*SUPPLIED TEXT*.

# __Applied Data Science Capstone__

## Introduction  
___
#### Problem Description  

This notebook will explore the problem of a muscian or music lover moving to the Toronto area who is attempting to determine which area (borough) would best give them access to music venues.  We will attempt to take into account not only venues that exist in the borough but also their average rating to weight the score.  

Given this information we will plot the boroughs with a color scale to show which areas may be more appealing to move to.  

#### Data Description  

For this problem exploration we will use a mix of data from the following sources  
1. A list of postal codes and associated boroughs and neighborhoods scraped from the following [wiki page](https://en.wikipedia.org/wiki/List_of_postal_codes_of_Canada:_M), omitting any values that do not have any assigned borough
1. The above info will be merged with a list of locations (longitude and latitude) provided by the __geocoder__ library
1. The Foursquare API will be leveraged to pull a list of music venues in each of these locations along with their average rating so that they can be weighted

In [53]:
from bs4 import BeautifulSoup
import numpy as np
import pandas as pd
import requests

In [2]:
print("Hello Capstone Project Course!")

*DATA PROVIDED*.
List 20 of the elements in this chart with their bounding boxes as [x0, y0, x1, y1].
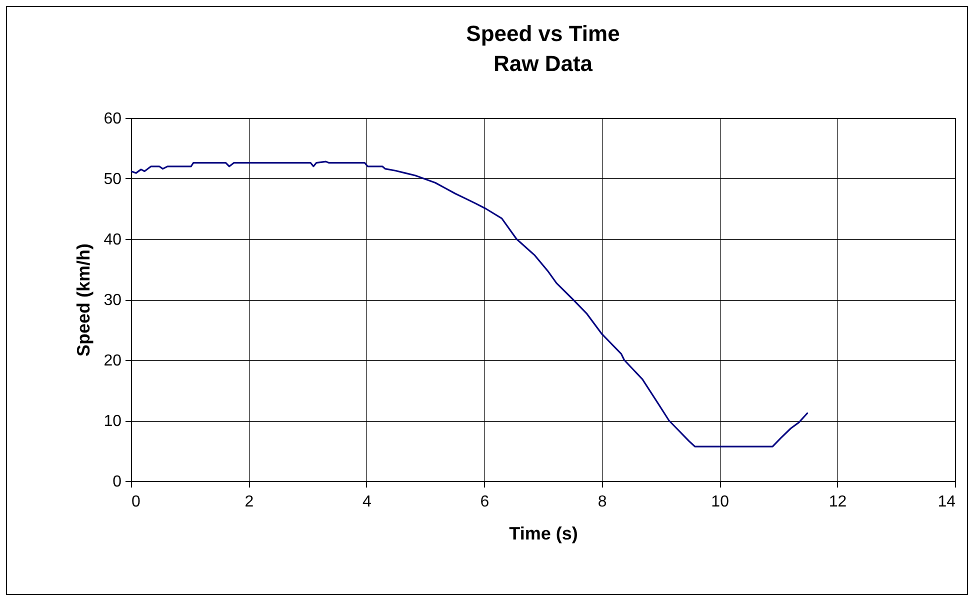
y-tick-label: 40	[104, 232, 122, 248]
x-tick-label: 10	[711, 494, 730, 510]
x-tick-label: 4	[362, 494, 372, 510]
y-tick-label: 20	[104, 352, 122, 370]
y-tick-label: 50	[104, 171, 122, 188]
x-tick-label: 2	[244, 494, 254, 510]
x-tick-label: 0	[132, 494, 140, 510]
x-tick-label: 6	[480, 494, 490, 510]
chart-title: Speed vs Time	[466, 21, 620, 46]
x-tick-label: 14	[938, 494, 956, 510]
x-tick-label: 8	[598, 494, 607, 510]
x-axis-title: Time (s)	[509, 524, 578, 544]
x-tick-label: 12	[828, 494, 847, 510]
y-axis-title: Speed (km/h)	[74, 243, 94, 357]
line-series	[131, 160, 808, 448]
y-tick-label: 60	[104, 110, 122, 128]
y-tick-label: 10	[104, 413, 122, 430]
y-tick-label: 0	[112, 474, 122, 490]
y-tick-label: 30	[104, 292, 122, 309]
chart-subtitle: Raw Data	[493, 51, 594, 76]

--

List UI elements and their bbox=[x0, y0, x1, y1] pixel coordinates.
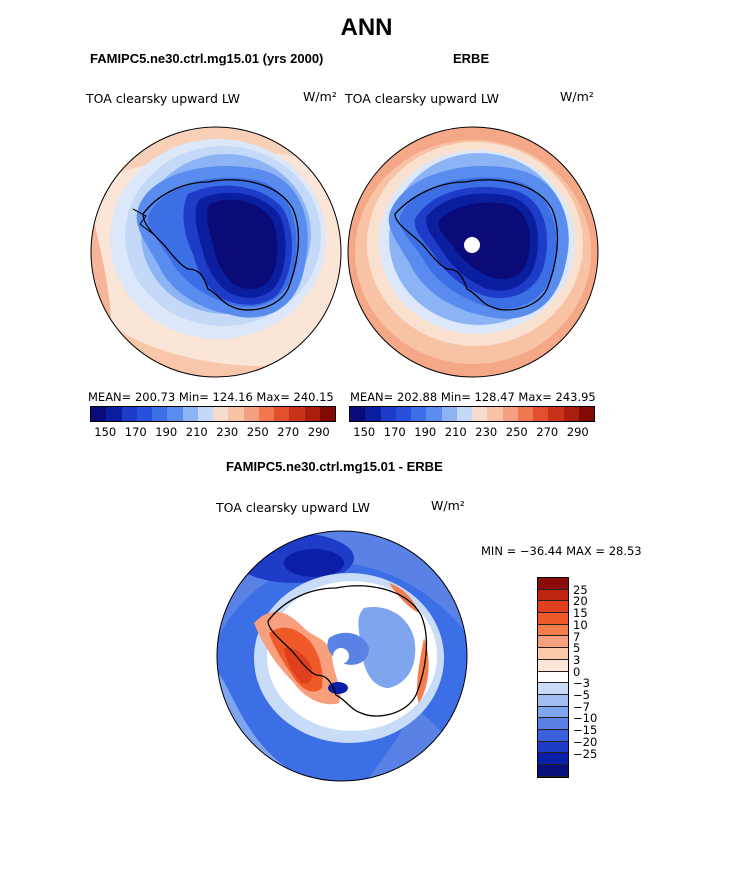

*OBJECTIVES*.
1 > In the capstone notebook, which API pulls the music venues in each location along with their average rating?
2 > Please resume the capstone notebook after its last cell, carrying on with its next steps.

*RESULTS OF THE TASKS*.
1 > The Foursquare API.

2 >
Hello Capstone Project Course!


___

#### __Week 3: Segmenting and Clustering Neighborhoods in Toronto__  

Problem 1) Generating the dataframe

In [12]:
# Define empty Dataframe for data
column_names = ['PostalCode', 'Borough', 'Neighborhood'] 
neighborhoods = pd.DataFrame(columns=column_names)
neighborhoods

Unnamed: 0,PostalCode,Borough,Neighborhood


In [7]:
# Retrieve data from wiki page
url = "https://en.wikipedia.org/wiki/List_of_postal_codes_of_Canada:_M"
response = requests.get(url)
soup = BeautifulSoup(response.text, "html.parser")
neighborhoods_rows = soup.select("table.wikitable")[0].select("tr")
neighborhoods_rows[:3]

[<tr>
 <th>Postal Code
 </th>
 <th>Borough
 </th>
 <th>Neighbourhood
 </th></tr>,
 <tr>
 <td>M1A
 </td>
 <td>Not assigned
 </td>
 <td>Not assigned
 </td></tr>,
 <tr>
 <td>M2A
 </td>
 <td>Not assigned
 </td>
 <td>Not assigned
 </td></tr>]

In [14]:
# Parse data from wiki page
# Skip the first row of headers
for row in neighborhoods_rows[1:]:
    postal_code, borough, neighborhood = list(map((lambda x: x.text.strip()), row.select("td")))
    if borough == "Not assigned":
        continue
    if neighborhood == "Not assigned":
        neighborhood = borough 
    
    neighborhoods = neighborhoods.append({'Borough': borough,
                                          'Neighborhood': neighborhood,
                                          'PostalCode': postal_code}, ignore_index=True)

In [15]:
neighborhoods.head(10)

Unnamed: 0,PostalCode,Borough,Neighborhood
0,M3A,North York,Parkwoods
1,M4A,North York,Victoria Village
2,M5A,Downtown Toronto,"Regent Park, Harbourfront"
3,M6A,North York,"Lawrence Manor, Lawrence Heights"
4,M7A,Downtown Toronto,"Queen's Park, Ontario Provincial Government"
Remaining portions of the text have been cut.